>>>>>

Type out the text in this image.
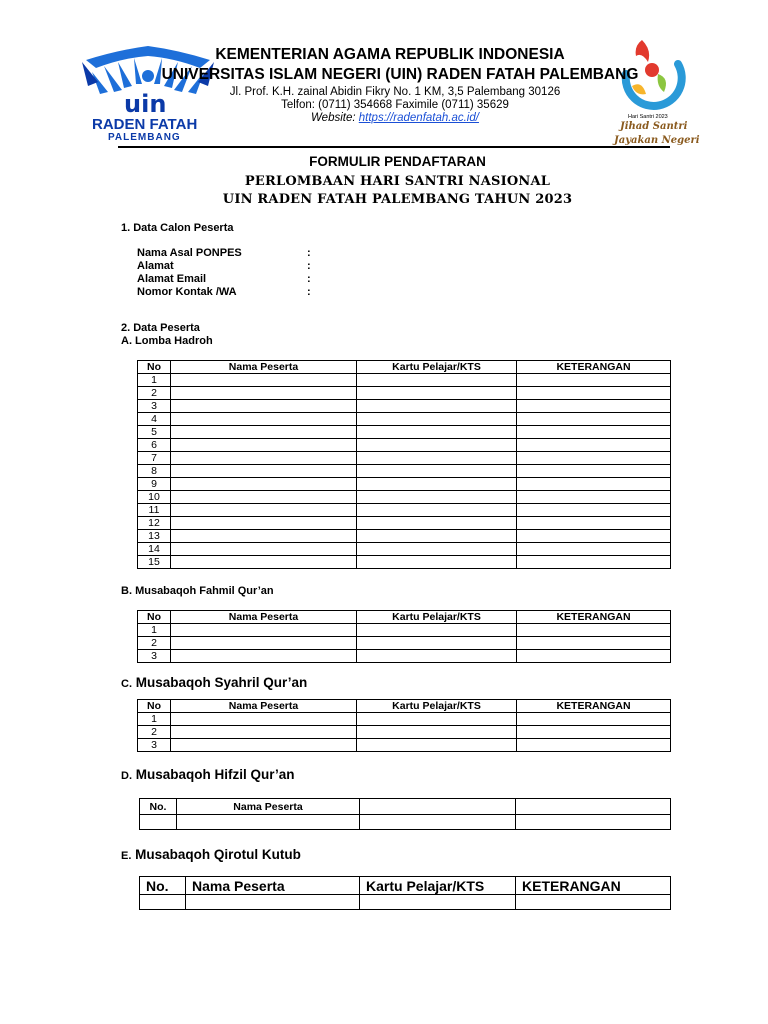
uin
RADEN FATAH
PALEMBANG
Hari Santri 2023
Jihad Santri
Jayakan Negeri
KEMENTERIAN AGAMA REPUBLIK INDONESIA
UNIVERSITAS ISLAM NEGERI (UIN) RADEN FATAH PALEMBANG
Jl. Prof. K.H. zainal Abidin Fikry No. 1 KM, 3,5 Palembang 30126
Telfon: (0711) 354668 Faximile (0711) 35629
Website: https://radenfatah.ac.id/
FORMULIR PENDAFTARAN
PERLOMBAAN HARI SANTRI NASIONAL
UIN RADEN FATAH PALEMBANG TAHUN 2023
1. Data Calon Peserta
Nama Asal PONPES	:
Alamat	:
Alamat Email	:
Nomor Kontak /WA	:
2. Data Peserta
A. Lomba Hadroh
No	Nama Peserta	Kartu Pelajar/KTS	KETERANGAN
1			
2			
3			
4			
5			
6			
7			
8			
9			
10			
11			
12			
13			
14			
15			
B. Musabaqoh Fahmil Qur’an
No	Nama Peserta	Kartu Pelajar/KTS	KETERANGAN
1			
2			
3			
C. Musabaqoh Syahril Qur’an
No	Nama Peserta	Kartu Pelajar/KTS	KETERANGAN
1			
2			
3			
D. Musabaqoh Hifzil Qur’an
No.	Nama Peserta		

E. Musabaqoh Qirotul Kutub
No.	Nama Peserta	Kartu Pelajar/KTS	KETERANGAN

<<<<<
>>>>>

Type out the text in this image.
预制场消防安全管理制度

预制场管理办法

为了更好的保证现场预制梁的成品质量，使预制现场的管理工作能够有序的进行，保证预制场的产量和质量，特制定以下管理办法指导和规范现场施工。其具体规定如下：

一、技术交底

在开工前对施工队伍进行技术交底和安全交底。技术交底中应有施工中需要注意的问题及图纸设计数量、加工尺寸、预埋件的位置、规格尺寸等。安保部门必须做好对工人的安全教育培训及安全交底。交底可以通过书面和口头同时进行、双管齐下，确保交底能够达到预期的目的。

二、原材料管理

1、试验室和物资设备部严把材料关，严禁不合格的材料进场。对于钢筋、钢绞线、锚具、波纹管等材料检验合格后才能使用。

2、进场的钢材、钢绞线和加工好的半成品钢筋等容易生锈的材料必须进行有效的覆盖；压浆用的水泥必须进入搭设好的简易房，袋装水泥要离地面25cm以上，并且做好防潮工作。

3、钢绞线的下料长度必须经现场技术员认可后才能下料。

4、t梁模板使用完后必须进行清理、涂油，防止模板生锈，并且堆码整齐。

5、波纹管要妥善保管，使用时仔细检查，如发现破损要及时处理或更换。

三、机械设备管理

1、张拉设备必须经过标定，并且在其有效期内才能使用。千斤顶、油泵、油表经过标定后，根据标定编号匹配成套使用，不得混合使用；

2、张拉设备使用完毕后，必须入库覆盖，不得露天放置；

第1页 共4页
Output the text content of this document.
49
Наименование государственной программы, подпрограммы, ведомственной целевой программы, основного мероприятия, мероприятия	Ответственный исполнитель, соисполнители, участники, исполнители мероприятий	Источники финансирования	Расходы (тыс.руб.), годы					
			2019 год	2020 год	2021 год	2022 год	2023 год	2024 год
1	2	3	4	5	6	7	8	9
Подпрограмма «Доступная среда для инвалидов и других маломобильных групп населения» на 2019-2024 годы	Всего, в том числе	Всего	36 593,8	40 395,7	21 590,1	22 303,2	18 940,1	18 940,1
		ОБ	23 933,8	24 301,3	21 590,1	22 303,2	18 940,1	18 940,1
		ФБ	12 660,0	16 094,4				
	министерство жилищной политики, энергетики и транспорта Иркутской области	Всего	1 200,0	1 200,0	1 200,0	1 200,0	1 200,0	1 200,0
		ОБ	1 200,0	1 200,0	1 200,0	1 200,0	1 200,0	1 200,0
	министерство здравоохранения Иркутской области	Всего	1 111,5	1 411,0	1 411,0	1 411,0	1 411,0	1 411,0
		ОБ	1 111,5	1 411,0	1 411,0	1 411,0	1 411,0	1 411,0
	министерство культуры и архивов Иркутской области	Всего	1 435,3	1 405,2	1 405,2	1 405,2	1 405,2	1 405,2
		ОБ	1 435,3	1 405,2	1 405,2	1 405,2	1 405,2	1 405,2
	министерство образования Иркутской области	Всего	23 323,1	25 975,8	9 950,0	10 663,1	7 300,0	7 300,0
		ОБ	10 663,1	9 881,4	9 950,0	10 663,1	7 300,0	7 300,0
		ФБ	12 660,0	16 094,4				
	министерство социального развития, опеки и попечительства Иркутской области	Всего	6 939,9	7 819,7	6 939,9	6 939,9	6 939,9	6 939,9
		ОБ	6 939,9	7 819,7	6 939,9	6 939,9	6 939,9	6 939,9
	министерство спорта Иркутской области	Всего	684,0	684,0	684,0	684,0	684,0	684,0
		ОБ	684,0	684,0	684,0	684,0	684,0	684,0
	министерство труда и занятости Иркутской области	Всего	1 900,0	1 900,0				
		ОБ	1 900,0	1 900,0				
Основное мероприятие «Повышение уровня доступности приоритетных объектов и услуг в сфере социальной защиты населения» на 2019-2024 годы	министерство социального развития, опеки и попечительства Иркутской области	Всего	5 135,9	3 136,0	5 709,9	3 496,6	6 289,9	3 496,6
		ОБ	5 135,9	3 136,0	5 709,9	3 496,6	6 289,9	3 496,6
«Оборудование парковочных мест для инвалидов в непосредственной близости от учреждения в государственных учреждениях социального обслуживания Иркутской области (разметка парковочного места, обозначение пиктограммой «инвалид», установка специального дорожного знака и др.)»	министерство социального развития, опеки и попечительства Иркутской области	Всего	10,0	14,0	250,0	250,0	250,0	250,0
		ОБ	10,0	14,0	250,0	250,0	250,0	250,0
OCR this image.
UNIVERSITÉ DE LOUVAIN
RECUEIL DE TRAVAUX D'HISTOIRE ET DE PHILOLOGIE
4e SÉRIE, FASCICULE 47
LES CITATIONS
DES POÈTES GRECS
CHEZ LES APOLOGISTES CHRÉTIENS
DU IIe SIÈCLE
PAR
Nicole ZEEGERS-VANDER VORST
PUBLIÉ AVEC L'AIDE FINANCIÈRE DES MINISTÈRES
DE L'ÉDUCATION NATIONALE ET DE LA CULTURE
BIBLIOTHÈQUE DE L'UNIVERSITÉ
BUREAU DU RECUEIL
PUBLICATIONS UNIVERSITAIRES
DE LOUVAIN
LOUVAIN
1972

<<<<<

* _INSTRUCTIONS FOR THE TASK_
Only the number is wanted: how many lines in the entries above contain the string "LOUVAIN"?

* _TASK RESULT_
3